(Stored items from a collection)
-- Start --

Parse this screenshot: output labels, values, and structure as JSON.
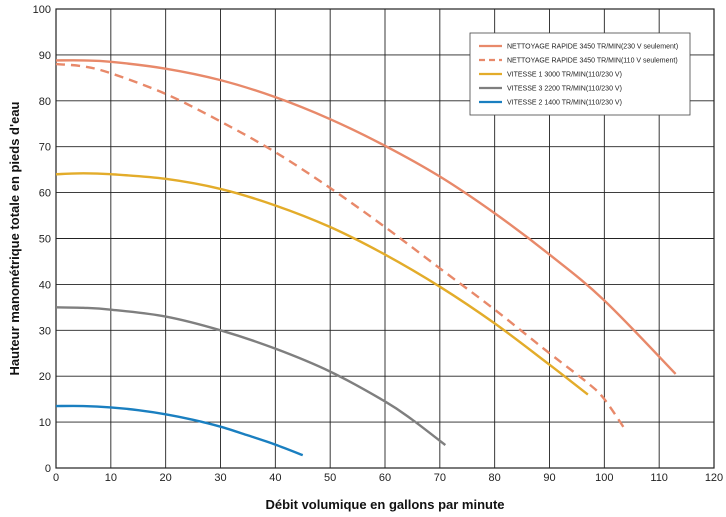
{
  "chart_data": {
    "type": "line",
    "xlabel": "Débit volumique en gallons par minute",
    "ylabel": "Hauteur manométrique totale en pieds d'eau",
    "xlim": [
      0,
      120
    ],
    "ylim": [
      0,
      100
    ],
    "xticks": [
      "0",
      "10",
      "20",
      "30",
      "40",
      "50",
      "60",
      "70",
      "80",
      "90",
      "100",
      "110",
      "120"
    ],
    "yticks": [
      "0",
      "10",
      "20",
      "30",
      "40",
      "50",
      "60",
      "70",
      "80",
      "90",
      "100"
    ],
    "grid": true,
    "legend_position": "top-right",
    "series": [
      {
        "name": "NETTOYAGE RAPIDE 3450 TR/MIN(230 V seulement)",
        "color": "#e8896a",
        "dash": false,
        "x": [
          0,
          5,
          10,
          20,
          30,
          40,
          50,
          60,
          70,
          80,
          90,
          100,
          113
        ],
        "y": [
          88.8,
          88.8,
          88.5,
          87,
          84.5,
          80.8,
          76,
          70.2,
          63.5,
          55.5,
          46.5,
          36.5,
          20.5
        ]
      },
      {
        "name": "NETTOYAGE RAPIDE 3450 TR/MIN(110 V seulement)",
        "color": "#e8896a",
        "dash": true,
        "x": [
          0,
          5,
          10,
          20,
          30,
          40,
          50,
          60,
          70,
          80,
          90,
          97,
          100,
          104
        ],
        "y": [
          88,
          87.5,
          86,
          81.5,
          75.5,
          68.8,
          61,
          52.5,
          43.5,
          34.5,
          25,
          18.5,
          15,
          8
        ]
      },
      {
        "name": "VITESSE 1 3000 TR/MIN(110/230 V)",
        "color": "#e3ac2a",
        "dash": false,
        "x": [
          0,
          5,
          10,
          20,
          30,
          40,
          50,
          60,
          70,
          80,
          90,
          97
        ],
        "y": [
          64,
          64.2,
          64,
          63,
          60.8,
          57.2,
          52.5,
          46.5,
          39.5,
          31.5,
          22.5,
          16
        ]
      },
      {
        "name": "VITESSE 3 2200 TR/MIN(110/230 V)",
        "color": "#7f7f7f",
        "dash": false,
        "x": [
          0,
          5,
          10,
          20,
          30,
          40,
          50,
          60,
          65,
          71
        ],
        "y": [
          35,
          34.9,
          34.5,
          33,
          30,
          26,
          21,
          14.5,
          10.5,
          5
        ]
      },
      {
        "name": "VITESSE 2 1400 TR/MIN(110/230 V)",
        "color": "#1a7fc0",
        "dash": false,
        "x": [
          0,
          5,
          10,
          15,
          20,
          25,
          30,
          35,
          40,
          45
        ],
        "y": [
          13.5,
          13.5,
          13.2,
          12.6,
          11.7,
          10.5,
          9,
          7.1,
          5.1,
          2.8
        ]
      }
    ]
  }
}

-- End --

* [INSTRUCTION]: Every line above should be returned word for word, with the pictures left behind.

* [WRITTEN ANSWER]:
Parse this screenshot: output labels, values, and structure as JSON.
{
  "chart_data": {
    "type": "line",
    "xlabel": "Débit volumique en gallons par minute",
    "ylabel": "Hauteur manométrique totale en pieds d'eau",
    "xlim": [
      0,
      120
    ],
    "ylim": [
      0,
      100
    ],
    "xticks": [
      "0",
      "10",
      "20",
      "30",
      "40",
      "50",
      "60",
      "70",
      "80",
      "90",
      "100",
      "110",
      "120"
    ],
    "yticks": [
      "0",
      "10",
      "20",
      "30",
      "40",
      "50",
      "60",
      "70",
      "80",
      "90",
      "100"
    ],
    "grid": true,
    "legend_position": "top-right",
    "series": [
      {
        "name": "NETTOYAGE RAPIDE 3450 TR/MIN(230 V seulement)",
        "color": "#e8896a",
        "dash": false,
        "x": [
          0,
          5,
          10,
          20,
          30,
          40,
          50,
          60,
          70,
          80,
          90,
          100,
          113
        ],
        "y": [
          88.8,
          88.8,
          88.5,
          87,
          84.5,
          80.8,
          76,
          70.2,
          63.5,
          55.5,
          46.5,
          36.5,
          20.5
        ]
      },
      {
        "name": "NETTOYAGE RAPIDE 3450 TR/MIN(110 V seulement)",
        "color": "#e8896a",
        "dash": true,
        "x": [
          0,
          5,
          10,
          20,
          30,
          40,
          50,
          60,
          70,
          80,
          90,
          97,
          100,
          104
        ],
        "y": [
          88,
          87.5,
          86,
          81.5,
          75.5,
          68.8,
          61,
          52.5,
          43.5,
          34.5,
          25,
          18.5,
          15,
          8
        ]
      },
      {
        "name": "VITESSE 1 3000 TR/MIN(110/230 V)",
        "color": "#e3ac2a",
        "dash": false,
        "x": [
          0,
          5,
          10,
          20,
          30,
          40,
          50,
          60,
          70,
          80,
          90,
          97
        ],
        "y": [
          64,
          64.2,
          64,
          63,
          60.8,
          57.2,
          52.5,
          46.5,
          39.5,
          31.5,
          22.5,
          16
        ]
      },
      {
        "name": "VITESSE 3 2200 TR/MIN(110/230 V)",
        "color": "#7f7f7f",
        "dash": false,
        "x": [
          0,
          5,
          10,
          20,
          30,
          40,
          50,
          60,
          65,
          71
        ],
        "y": [
          35,
          34.9,
          34.5,
          33,
          30,
          26,
          21,
          14.5,
          10.5,
          5
        ]
      },
      {
        "name": "VITESSE 2 1400 TR/MIN(110/230 V)",
        "color": "#1a7fc0",
        "dash": false,
        "x": [
          0,
          5,
          10,
          15,
          20,
          25,
          30,
          35,
          40,
          45
        ],
        "y": [
          13.5,
          13.5,
          13.2,
          12.6,
          11.7,
          10.5,
          9,
          7.1,
          5.1,
          2.8
        ]
      }
    ]
  }
}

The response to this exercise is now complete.